_WHAT IS REQUIRED:_ Gather each line of the entries below that includes "мосты".

(Part of a data file)
********

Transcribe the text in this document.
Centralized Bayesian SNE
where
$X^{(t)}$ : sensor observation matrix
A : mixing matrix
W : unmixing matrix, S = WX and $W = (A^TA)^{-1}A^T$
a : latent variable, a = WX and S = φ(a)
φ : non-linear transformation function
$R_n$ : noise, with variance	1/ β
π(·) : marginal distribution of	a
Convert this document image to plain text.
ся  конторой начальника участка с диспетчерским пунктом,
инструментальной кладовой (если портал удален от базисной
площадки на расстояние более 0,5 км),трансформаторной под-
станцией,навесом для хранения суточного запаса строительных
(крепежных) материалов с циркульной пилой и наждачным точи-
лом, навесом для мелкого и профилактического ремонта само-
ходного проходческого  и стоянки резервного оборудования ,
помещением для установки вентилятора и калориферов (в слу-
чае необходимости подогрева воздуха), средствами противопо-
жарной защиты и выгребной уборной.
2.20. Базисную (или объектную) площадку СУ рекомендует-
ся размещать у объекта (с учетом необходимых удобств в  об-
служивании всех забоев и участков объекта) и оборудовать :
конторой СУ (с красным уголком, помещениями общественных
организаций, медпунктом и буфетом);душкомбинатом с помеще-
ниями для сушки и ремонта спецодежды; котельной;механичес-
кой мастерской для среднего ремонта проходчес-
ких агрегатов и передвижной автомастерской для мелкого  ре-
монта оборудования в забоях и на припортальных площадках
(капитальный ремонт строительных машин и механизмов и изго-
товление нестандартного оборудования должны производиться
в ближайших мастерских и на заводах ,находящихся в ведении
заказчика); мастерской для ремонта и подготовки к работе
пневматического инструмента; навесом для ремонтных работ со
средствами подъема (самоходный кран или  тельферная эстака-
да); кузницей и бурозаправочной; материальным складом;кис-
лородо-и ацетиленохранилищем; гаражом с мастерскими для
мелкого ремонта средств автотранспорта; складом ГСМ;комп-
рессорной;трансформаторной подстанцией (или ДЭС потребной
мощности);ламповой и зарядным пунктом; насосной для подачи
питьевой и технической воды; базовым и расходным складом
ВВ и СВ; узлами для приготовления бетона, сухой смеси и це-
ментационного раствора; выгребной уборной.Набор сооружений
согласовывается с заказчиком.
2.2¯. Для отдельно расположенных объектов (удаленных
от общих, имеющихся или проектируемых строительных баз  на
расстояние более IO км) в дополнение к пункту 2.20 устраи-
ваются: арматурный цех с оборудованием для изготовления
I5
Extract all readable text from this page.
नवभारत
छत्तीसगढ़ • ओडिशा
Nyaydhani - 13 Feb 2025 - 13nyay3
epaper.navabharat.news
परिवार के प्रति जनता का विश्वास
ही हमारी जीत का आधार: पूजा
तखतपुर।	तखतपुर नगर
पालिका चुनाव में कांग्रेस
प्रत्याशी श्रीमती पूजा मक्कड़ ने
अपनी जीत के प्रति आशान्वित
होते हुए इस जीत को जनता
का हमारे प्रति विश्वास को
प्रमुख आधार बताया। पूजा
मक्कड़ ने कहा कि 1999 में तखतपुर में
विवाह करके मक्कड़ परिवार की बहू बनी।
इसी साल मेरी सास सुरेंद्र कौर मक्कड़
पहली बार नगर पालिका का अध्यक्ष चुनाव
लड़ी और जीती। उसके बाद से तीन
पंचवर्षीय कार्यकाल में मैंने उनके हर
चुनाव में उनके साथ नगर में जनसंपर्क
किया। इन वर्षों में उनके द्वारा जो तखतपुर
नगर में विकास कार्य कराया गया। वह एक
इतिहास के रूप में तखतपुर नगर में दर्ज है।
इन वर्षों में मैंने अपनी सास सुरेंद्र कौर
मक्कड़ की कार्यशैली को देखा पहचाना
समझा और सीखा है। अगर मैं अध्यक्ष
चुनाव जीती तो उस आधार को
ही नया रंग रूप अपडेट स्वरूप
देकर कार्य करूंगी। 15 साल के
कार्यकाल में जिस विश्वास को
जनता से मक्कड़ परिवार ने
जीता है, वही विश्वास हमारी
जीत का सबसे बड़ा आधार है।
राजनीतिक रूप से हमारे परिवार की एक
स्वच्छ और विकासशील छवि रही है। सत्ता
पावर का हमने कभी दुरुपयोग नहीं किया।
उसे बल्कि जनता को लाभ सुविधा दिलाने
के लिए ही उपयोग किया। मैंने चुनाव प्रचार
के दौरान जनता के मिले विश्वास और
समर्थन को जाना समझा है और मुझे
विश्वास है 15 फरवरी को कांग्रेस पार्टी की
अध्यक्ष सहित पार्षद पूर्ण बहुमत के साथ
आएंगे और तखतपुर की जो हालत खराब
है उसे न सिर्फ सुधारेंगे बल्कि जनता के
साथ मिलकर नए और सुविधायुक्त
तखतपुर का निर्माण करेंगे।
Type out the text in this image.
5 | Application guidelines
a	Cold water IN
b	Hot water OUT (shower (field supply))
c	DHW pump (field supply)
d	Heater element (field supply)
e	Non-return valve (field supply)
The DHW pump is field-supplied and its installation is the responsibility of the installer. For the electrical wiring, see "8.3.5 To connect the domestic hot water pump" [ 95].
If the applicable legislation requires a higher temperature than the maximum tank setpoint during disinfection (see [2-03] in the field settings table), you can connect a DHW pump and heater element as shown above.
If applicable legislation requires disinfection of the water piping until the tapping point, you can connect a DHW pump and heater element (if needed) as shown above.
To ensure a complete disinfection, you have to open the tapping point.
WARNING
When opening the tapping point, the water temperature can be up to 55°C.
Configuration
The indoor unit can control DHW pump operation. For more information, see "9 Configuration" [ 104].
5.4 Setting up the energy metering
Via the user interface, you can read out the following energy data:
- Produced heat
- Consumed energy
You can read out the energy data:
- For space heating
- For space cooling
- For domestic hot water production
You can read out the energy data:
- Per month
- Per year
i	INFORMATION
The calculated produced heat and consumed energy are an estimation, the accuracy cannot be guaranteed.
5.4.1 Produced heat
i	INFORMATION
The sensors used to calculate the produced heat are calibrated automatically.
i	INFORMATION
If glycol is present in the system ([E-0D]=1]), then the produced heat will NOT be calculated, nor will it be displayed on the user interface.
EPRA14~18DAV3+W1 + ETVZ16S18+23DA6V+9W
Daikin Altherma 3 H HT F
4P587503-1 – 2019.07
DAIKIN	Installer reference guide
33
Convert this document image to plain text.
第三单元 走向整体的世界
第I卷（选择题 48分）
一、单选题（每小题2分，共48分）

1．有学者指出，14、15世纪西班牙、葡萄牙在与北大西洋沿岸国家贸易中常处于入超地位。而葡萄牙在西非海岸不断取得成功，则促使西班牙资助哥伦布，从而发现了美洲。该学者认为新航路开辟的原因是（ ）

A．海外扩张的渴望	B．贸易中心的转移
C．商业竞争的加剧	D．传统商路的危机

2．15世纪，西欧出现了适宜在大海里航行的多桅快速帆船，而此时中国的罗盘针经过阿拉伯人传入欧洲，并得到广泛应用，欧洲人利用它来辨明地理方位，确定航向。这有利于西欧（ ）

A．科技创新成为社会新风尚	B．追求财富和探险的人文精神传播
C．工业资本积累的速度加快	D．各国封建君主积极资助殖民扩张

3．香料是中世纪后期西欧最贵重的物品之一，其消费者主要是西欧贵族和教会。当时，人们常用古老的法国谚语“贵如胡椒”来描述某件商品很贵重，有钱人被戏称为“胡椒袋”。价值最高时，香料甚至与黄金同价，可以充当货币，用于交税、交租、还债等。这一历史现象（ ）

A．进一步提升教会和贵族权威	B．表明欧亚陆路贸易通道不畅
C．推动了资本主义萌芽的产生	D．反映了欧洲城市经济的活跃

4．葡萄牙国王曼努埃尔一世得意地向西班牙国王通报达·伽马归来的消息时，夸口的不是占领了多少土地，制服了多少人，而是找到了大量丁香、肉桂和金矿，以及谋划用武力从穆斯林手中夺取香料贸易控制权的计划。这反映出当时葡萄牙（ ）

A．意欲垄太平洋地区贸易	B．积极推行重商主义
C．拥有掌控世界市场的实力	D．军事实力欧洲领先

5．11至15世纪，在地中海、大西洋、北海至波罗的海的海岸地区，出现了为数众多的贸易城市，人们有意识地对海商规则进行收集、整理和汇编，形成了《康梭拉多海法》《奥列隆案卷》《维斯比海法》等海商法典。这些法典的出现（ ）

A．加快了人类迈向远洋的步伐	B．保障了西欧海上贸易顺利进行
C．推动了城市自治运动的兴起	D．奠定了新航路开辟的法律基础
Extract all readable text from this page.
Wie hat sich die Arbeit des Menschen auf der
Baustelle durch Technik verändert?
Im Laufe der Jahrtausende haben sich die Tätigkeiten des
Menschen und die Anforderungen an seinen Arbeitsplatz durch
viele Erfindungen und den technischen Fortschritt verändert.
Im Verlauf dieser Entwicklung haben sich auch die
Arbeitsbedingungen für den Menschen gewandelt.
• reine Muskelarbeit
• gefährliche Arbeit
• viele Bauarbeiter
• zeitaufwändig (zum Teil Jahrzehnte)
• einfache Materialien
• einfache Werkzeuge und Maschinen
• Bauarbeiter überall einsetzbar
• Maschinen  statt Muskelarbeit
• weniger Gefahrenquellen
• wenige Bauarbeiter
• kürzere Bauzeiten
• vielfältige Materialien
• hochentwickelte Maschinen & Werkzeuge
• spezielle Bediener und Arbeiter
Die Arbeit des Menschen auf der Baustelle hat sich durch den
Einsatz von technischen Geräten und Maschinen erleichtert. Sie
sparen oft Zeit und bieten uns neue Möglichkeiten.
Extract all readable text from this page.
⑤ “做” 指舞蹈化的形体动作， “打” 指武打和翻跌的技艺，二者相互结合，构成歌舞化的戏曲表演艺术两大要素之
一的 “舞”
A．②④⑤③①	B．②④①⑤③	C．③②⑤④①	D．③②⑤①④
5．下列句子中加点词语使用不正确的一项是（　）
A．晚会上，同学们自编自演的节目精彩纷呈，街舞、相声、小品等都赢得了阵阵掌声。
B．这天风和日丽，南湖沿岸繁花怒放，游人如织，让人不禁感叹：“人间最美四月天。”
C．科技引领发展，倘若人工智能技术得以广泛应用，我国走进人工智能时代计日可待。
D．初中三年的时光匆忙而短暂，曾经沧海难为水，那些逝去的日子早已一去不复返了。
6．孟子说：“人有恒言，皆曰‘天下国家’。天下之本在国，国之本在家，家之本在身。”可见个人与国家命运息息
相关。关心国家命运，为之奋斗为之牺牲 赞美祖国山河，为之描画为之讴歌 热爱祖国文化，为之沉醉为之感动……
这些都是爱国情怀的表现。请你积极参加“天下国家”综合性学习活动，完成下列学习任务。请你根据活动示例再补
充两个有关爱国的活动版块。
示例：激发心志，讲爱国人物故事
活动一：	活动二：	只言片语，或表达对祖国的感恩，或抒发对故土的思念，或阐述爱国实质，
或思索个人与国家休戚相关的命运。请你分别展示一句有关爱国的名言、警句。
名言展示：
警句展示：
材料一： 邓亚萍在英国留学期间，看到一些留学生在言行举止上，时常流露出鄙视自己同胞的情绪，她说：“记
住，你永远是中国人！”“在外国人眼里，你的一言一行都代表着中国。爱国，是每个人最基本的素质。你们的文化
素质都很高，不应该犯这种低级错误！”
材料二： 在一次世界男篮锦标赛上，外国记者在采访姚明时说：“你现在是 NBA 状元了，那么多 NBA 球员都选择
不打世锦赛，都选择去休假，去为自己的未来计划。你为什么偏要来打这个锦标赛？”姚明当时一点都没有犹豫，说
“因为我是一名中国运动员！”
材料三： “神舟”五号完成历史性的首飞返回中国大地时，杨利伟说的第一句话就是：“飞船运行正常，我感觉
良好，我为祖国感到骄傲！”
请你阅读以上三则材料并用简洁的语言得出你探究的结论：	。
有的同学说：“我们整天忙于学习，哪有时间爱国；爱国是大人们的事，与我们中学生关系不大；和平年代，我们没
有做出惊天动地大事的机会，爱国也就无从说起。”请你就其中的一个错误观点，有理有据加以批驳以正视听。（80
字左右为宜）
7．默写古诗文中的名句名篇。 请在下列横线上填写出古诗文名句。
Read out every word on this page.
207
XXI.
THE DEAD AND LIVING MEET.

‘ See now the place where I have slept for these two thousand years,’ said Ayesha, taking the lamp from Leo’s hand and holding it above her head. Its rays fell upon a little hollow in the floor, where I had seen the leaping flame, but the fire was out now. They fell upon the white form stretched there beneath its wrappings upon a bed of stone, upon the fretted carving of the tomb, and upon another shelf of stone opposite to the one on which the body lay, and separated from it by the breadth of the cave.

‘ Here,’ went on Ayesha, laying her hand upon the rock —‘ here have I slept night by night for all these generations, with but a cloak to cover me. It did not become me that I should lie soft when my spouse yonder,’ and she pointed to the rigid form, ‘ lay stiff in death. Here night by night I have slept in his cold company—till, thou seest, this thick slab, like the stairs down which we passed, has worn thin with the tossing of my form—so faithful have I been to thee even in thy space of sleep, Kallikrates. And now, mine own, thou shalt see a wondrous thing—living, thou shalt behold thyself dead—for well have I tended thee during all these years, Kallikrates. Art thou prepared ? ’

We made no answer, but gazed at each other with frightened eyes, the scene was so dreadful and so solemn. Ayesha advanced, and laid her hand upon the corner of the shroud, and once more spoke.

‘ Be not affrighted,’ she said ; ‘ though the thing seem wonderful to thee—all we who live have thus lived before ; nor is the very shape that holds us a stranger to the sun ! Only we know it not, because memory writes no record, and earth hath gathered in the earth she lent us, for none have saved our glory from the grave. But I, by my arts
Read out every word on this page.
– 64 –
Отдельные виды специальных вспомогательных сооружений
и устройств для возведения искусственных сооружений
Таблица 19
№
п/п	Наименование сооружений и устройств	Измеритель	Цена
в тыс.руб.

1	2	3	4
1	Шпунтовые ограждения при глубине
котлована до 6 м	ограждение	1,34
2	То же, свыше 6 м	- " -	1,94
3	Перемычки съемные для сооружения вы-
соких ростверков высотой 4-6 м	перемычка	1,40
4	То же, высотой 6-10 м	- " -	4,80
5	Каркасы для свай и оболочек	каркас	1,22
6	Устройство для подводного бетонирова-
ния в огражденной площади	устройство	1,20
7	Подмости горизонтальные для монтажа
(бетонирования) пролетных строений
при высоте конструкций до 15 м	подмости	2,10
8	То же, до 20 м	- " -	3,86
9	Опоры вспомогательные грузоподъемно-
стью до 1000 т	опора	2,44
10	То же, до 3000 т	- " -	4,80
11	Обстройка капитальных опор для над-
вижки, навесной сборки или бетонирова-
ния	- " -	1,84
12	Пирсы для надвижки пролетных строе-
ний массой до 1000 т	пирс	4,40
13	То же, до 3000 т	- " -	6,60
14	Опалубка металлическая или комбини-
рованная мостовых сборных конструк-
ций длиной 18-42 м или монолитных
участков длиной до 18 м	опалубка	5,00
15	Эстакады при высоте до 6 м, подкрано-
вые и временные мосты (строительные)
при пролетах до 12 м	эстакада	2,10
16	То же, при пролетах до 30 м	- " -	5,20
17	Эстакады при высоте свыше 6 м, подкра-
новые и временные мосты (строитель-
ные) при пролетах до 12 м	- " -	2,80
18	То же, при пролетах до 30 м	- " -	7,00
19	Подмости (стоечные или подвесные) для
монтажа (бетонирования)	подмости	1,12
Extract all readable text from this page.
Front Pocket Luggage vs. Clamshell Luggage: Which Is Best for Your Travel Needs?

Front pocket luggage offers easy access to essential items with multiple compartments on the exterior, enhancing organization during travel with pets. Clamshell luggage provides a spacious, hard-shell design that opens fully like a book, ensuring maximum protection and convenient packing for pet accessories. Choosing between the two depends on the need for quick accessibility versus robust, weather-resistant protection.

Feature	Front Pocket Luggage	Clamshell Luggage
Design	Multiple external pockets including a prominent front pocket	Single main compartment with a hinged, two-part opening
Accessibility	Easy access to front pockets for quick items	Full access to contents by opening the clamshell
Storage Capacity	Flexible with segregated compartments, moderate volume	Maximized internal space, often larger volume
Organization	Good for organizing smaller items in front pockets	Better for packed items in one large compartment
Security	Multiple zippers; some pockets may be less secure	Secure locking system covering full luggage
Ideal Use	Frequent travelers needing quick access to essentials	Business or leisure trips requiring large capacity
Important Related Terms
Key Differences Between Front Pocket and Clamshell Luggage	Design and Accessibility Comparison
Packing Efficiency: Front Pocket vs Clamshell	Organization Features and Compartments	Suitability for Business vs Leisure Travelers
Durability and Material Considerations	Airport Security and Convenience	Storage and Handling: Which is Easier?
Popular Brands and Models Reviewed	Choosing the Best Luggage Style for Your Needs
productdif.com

********

_COMPLETE OUTPUT:_
вые и временные мосты (строительные)
новые и временные мосты (строитель-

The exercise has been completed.